[Collection entries]
· · · · ·
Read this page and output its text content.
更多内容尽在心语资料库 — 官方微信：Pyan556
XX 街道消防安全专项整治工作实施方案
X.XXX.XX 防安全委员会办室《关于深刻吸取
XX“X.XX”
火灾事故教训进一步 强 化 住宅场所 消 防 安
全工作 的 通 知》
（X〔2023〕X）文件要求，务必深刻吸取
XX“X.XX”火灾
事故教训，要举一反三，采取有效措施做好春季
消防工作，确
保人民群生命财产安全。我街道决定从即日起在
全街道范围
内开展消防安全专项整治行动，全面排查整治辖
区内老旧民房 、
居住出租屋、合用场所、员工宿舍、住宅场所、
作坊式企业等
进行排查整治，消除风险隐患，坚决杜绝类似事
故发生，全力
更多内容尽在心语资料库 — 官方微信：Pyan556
· · · · ·
Stated exercise: Extract the data exactly as given.

Written answer:
Read this page and output its text content.
更多内容尽在心语资料库 — 官方微信：Pyan556
XX 街道消防安全专项整治工作实施方案
X.XXX.XX 防安全委员会办室《关于深刻吸取
XX“X.XX”
火灾事故教训进一步 强 化 住宅场所 消 防 安
全工作 的 通 知》
（X〔2023〕X）文件要求，务必深刻吸取
XX“X.XX”火灾
事故教训，要举一反三，采取有效措施做好春季
消防工作，确
保人民群生命财产安全。我街道决定从即日起在
全街道范围
内开展消防安全专项整治行动，全面排查整治辖
区内老旧民房 、
居住出租屋、合用场所、员工宿舍、住宅场所、
作坊式企业等
进行排查整治，消除风险隐患，坚决杜绝类似事
故发生，全力
更多内容尽在心语资料库 — 官方微信：Pyan556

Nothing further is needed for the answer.